**Teks Latihan**

+++




perjalanan berhari-hari dengan berjalan kaki dengan mengandalkan jumlah obatobatan dan fasilitas kesehatan yang terbatas. Melihat usaha yang cukup berat hanya untuk sekedar pergi berobat, banyak diantara mereka yang sakit tidak bisa datang ke pusat layanan kesehatan. Saya bersama beberapa teman dokter, perawat dan relawan yang rata-rata berprofesi sebagai guru secara rutin melakukan pengobatan dengan langsung mengunjungi perkampungan-perkampungan setiap minggunya. Selain itu, kami juga menyempatkan memberikan semacam sekolah mini gratis buat anak-anak dengan mengajarkan membaca, menulis dan berhitung. Agenda yang rutin dilakukan ini membuat kami berhasil membangun sebuah “Rumah Pintar” yang terletak di desa Hitigima, beberapa puluh kilometer di pinggiran Wamena, tempat yang dijadikan pusat pendidikan dan taman bermain informal yang kami buat bekerjasama dengan tokoh masyarakat setempat. Salah satu masalah kesehatan yang sering saya temui disini adalah tingginya angka kematian yang diakibatkan oleh kecelakaan ataupun karena perang. Banyak kasus cedera kepala ataupun kelumpuhan anggota gerak tidak mendapatkan pelayanan yang layak karena keterbatasan fasilitas kesehatan dan SDM. Masalah lainnya, tak satupun dokter bedah saraf Indonesia berpraktik di Indonesia Timur, khususnya Papua. Di Indonesia sendiri baru terdapat sekitar 280 dokter spesialis bedah saraf, rata-rata terkonsentrasi di Pulau Jawa. Dengan jumlah penduduk sekitar 240an juta jiwa, rasio dokter spesialis bedah saraf dan penduduk adalah 1: 1.000.000. Bandingkan dengan pernyataan salah satu guru besar bedah saraf Indonesia dalam acara World Federation of Neurosurgical Society (WFNS) and Educational Course tahun 2013 bahwa rasio dokter bedah saraf dengan penduduk di negara maju sudah 1:200.000 jiwa. Di kesempatan yang sama, disebutkan juga bahwa WFNS menunjuk Indonesia sebagai salah satu pusat pendidikan dan pelatihan bagi dokter spesialis bedah saraf di dunia. Apalagi seiring dengan kemajuan teknologi skrinning dan deteksi dengan hadirnya



berbagai peralatan pemindai seperti CT SCAN



(Computerized Axial Tomography) dan MRI (Magnetic Resonance Imaging), penemuan kasus-kasus tumor dan kelainan di otak semakin membaik dan membutuhkan penanganan, terutama pembedahan. Oleh sebab itu, jika saya berkesempatan mendapatkan beasiswa ini, saya ingin menjadi dokter bedah saraf yang berkomitmen memajukan pelayanan bedah saraf yang lebih berkualitas dan merata di seluruh Indonesia, khususnya Papua. Saya juga ingin berkontribusi melakukan berbagai research di bidang bedah saraf, untuk



memajukan pelayanan bedah saraf yang bermutu, efektif dan efisien, untuk meningkatkan derajat kesehatan rakyat Indonesia dan agar Indonesia bisa berbangga di bidang bedah saraf.

+++

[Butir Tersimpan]
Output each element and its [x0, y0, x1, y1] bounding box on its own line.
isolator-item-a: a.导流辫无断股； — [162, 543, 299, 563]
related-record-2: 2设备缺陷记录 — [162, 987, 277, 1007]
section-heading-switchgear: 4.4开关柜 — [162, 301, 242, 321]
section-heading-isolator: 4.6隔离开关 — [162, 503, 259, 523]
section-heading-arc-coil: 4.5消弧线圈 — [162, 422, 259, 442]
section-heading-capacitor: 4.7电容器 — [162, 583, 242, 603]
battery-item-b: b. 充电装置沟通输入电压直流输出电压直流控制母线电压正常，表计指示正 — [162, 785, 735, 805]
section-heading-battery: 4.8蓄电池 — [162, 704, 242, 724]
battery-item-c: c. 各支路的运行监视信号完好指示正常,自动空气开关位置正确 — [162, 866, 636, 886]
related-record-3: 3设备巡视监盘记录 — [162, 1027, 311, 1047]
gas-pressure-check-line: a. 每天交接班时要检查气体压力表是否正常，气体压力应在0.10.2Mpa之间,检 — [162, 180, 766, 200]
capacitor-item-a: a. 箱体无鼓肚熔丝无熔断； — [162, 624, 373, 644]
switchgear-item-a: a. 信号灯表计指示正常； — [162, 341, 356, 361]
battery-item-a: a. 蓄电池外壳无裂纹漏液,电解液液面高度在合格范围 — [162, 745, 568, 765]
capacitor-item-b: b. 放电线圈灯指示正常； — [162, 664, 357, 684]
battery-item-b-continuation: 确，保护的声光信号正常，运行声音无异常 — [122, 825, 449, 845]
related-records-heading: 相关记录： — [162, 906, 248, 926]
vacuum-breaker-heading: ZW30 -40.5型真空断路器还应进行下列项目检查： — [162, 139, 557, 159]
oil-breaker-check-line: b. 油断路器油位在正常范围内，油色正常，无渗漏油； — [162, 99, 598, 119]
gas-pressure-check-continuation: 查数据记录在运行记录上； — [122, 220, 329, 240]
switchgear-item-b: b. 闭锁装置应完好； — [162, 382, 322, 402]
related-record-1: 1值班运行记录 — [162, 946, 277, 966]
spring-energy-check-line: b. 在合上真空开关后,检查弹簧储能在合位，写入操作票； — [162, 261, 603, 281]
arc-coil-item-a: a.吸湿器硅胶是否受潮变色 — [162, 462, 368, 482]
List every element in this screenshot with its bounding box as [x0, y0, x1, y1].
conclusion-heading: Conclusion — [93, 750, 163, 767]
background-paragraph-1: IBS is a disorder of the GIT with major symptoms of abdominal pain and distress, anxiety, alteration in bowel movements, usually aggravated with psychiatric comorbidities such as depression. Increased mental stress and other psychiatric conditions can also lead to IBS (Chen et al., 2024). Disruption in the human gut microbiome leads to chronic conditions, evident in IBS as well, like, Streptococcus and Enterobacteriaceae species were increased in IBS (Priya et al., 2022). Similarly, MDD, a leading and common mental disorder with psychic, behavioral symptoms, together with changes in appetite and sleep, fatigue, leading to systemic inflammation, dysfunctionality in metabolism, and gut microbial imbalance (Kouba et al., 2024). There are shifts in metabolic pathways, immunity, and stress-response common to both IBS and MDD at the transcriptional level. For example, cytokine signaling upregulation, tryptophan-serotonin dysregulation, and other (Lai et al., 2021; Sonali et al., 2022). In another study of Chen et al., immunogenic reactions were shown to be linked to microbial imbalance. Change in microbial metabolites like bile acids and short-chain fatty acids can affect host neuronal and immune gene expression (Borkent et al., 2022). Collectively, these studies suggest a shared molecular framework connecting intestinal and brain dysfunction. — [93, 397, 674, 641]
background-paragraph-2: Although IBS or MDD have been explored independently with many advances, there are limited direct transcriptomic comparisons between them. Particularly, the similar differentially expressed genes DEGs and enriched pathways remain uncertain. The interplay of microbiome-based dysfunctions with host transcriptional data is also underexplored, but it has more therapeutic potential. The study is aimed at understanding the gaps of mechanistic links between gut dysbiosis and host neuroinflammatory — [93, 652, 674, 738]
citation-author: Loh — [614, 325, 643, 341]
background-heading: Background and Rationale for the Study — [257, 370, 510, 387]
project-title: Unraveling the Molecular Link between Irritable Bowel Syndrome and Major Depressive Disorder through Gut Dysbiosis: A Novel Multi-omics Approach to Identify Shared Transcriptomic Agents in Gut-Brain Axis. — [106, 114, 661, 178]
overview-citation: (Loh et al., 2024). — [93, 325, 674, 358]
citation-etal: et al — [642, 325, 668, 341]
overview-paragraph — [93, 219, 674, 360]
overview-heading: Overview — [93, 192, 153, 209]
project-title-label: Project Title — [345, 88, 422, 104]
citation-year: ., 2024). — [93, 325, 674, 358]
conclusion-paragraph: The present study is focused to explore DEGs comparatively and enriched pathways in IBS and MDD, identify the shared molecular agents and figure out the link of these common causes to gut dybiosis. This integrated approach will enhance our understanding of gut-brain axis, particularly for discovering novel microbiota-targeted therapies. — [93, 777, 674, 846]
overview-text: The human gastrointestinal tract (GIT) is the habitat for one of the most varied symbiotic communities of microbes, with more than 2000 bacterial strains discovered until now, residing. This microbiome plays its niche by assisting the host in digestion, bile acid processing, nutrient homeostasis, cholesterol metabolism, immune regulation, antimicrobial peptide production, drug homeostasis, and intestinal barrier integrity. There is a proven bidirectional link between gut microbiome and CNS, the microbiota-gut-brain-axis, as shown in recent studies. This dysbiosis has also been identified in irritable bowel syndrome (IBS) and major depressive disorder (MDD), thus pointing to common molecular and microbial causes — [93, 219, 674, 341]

+++

**Hal yang Dikerjakan**
1. Kutip bagian teks latihan antara "memajukan pelayanan bedah saraf yang bermutu, efektif" dan "bidang bedah saraf.", termasuk kedua bagian tersebut.
2. Ringkas paragraf teks latihan yang diawali "perjalanan berhari-hari dengan berjalan kaki" menjadi daftar poin yang memuat fakta-fakta utamanya.
Baris-baris tersebut sama sekali tidak diperlukan di sini.

**Jawaban per Tugas**
1.
memajukan pelayanan bedah saraf yang bermutu, efektif dan efisien, untuk meningkatkan derajat kesehatan rakyat Indonesia dan agar Indonesia bisa berbangga di bidang bedah saraf.

2.
- Banyak warga harus berjalan kaki berhari-hari untuk berobat, sementara obat-obatan dan fasilitas kesehatan terbatas, sehingga banyak orang sakit tidak datang ke pusat layanan kesehatan.
- Penulis bersama dokter, perawat, dan relawan yang rata-rata guru rutin mengunjungi perkampungan setiap minggu untuk melakukan pengobatan. Mereka juga mengajar anak-anak membaca, menulis, dan berhitung secara gratis.
- Kegiatan tersebut menghasilkan "Rumah Pintar" di desa Hitigima, beberapa puluh kilometer di pinggiran Wamena. Tempat itu dibangun bersama tokoh masyarakat setempat sebagai pusat pendidikan dan taman bermain informal.
- Angka kematian akibat kecelakaan atau perang tinggi. Banyak kasus cedera kepala dan kelumpuhan anggota gerak tidak mendapat pelayanan layak karena fasilitas kesehatan dan SDM terbatas.
- Tidak ada dokter bedah saraf yang berpraktik di Indonesia Timur, khususnya Papua. Indonesia baru memiliki sekitar 280 dokter spesialis bedah saraf, yang rata-rata terkonsentrasi di Pulau Jawa.
- Dengan penduduk sekitar 240-an juta jiwa, rasio dokter spesialis bedah saraf dan penduduk adalah 1:1.000.000. Menurut seorang guru besar bedah saraf pada acara WFNS tahun 2013, rasio di negara maju sudah 1:200.000.
- Pada acara yang sama disebutkan bahwa WFNS menunjuk Indonesia sebagai salah satu pusat pendidikan dan pelatihan dokter spesialis bedah saraf di dunia.
- Berkat CT scan dan MRI, penemuan kasus tumor dan kelainan otak makin baik dan membutuhkan penanganan, terutama pembedahan.
- Jika mendapat beasiswa, penulis ingin menjadi dokter bedah saraf yang memajukan pelayanan bedah saraf yang berkualitas dan merata di seluruh Indonesia, khususnya Papua. Penulis juga ingin melakukan riset demi pelayanan yang bermutu, efektif, dan efisien, untuk meningkatkan derajat kesehatan rakyat dan agar Indonesia bisa berbangga di bidang bedah saraf.